Kenya has confirmed three cases of vaccine-derived poliovirus in Garissa.
Following the outbreak, the World Health Organisation and the US embassy in Nairobi have advised people travelling there to get vaccinated.
The infections were confirmed in two children who were already paralysed while the third one was asymptomatic.
Ministry of Health has already notified the WHO and the Polio Eradication Initiative, which tracks outbreaks around the world.
The ministry said it is testing more children in Garissa, and preparing for mass vaccinations in the region.
The Kenyan outbreak was confirmed to be circulating vaccine-derived poliovirus type 2 (cVDPV2), which is common around the world in under-vaccinated communities.
It is different from the wild poliovirus, which was lastly reported in Kenya in 2013.
Vaccine-derived viruses are common around the world and were also reported in Britain and the United States last year.
However, last week, the US Embassy in Nairobi still issued an advisory to its citizens regarding the outbreak in Kenya.
“As of July 11, 2023, Kenya recently confirmed a poliovirus outbreak in the northeastern part of the country. The US Embassy advises all US citizens to review their poliovirus vaccinations. Anyone vaccinated against polio in the United States receives an inactivated poliovirus vaccine (IPV) that protects against all types of polioviruses including the one reported from Kenya,” the embassy said.
The WHO also advised travellers to the affected area in Kenya to be fully vaccinated against polio. “Residents from infected areas should receive an additional dose of OPV or inactivated polio vaccine within four weeks to 12 months of travel,” the WHO added.
The two paralysed children were seen by health workers on May 26 and 27, 2023.
They are Somali refugees residing in Fafi subcounty. The community contact is from Hagadera refugee camp, associated with frequent population movement with neighbouring Somalia.
“Genetic sequencing confirms the isolated cVDPV2 are linked to cVDPV2 currently circulating in Banadir, Somalia. The cases and community contact are all from Hagadera refugee camp, associated with frequent population movement with neighbouring Somalia,” the Polio Eradication Initiative, which reported the outbreak, said.
Ministry of Health has not publicly spoken about the confirmed cases.
However, an official from the Division of Disease Surveillance said they have begun preparations for emergency vaccination, as per internationally-agreed outbreak response guidelines.
“Surveillance for additional acute flaccid paralysis cases is being further strengthened, and subnational immunity levels are being analysed to identify potential un- or under-immunised populations and/or areas,” PEI added.

========================================================================

ACTION ITEM — Rewrite the polio outbreak report from "Following the outbreak, the" to "Kenya in 2013.", swapping "Garissa" for "Wajir".

========================================================================

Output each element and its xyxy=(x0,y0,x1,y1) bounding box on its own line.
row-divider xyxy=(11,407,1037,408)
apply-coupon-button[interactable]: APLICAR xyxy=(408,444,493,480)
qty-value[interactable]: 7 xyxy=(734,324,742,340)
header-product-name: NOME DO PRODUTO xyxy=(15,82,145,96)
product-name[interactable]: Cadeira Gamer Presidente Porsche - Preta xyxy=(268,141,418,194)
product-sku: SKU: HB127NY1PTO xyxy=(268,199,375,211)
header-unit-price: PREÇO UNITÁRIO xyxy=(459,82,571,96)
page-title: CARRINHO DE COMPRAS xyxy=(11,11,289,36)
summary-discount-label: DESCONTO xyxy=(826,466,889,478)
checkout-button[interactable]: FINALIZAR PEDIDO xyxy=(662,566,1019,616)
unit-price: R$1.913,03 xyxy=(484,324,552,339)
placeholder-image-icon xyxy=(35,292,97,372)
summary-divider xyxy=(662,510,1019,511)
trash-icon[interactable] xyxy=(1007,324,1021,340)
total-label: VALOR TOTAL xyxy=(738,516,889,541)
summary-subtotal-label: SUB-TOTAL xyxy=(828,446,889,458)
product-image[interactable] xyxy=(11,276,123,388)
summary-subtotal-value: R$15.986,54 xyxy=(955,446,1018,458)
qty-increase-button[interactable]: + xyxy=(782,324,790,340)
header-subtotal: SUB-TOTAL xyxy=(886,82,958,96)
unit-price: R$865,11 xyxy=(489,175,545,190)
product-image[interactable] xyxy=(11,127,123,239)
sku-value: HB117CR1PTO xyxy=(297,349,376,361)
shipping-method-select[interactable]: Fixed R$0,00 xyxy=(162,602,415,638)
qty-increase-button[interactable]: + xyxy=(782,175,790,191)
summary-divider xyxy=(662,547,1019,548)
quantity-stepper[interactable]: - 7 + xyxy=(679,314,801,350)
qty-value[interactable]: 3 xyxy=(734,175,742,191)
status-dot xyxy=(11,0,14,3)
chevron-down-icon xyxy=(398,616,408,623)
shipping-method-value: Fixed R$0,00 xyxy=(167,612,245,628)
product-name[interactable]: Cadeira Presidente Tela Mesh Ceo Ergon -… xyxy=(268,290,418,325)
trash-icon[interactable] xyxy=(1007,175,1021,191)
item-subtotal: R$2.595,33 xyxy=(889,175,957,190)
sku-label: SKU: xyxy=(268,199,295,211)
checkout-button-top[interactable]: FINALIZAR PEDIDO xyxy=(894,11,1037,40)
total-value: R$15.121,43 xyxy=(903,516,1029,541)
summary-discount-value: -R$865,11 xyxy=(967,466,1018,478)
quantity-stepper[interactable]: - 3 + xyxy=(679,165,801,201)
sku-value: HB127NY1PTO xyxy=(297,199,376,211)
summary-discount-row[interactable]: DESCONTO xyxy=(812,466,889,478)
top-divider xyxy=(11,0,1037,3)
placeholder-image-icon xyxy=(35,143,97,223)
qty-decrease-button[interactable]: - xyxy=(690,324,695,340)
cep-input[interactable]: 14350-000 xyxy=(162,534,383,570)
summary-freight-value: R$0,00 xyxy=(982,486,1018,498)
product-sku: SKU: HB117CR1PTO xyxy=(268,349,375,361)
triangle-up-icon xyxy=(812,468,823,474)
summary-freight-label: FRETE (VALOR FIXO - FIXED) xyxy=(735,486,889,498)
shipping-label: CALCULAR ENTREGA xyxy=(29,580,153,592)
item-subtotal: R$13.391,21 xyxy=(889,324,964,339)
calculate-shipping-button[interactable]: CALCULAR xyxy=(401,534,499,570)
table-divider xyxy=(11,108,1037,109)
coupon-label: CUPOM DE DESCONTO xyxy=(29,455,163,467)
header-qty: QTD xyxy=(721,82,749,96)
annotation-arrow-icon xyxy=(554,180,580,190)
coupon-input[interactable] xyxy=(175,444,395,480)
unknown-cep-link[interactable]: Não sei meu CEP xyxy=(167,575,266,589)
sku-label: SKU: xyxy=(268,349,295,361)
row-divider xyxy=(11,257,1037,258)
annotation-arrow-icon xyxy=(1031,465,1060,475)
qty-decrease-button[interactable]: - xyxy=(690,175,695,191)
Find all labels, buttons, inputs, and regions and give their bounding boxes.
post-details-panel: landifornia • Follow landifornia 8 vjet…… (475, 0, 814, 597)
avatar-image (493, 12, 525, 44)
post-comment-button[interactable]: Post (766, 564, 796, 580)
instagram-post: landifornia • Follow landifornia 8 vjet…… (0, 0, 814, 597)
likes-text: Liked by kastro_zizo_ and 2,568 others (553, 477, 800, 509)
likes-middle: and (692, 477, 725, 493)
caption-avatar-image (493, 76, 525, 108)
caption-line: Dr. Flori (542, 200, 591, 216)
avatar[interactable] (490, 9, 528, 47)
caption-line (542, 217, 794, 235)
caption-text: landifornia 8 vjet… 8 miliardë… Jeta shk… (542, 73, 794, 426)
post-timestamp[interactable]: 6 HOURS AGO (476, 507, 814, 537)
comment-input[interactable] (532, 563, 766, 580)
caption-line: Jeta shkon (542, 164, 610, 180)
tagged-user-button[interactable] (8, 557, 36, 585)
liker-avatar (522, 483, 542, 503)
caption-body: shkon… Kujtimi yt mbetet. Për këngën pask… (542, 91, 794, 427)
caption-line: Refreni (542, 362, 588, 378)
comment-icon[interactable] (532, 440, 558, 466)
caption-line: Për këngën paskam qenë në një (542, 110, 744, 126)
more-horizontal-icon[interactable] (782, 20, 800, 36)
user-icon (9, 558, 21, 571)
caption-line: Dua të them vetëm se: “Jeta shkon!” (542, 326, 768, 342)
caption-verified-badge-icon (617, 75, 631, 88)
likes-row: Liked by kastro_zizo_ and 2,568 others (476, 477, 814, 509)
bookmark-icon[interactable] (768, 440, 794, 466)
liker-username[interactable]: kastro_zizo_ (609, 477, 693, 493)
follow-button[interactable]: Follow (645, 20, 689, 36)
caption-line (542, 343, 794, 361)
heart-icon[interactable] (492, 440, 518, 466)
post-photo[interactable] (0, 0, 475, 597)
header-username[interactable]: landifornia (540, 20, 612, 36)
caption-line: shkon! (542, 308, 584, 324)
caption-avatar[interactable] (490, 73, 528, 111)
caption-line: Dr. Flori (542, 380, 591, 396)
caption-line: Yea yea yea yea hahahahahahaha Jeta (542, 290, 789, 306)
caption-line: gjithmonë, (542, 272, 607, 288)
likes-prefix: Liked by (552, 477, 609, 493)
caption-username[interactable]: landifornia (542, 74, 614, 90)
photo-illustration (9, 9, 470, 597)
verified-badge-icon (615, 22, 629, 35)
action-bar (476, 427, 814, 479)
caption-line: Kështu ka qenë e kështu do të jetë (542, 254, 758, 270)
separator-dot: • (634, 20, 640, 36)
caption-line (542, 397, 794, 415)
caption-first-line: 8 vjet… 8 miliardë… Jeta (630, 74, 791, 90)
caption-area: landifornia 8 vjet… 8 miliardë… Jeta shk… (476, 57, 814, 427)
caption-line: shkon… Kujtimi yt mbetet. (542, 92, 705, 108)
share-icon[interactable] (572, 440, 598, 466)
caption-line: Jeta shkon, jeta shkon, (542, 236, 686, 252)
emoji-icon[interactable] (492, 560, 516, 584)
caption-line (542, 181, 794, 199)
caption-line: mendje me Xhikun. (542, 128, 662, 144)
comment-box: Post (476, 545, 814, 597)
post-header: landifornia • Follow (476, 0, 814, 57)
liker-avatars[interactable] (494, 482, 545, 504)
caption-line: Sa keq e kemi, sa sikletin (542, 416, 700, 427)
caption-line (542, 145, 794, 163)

========================================================================

WRITTEN SOLUTION —
Following the outbreak, the World Health Organisation and the US embassy in Nairobi have advised people travelling there to get vaccinated.
The infections were confirmed in two children who were already paralysed while the third one was asymptomatic.
Ministry of Health has already notified the WHO and the Polio Eradication Initiative, which tracks outbreaks around the world.
The ministry said it is testing more children in Wajir, and preparing for mass vaccinations in the region.
The Kenyan outbreak was confirmed to be circulating vaccine-derived poliovirus type 2 (cVDPV2), which is common around the world in under-vaccinated communities.
It is different from the wild poliovirus, which was lastly reported in Kenya in 2013.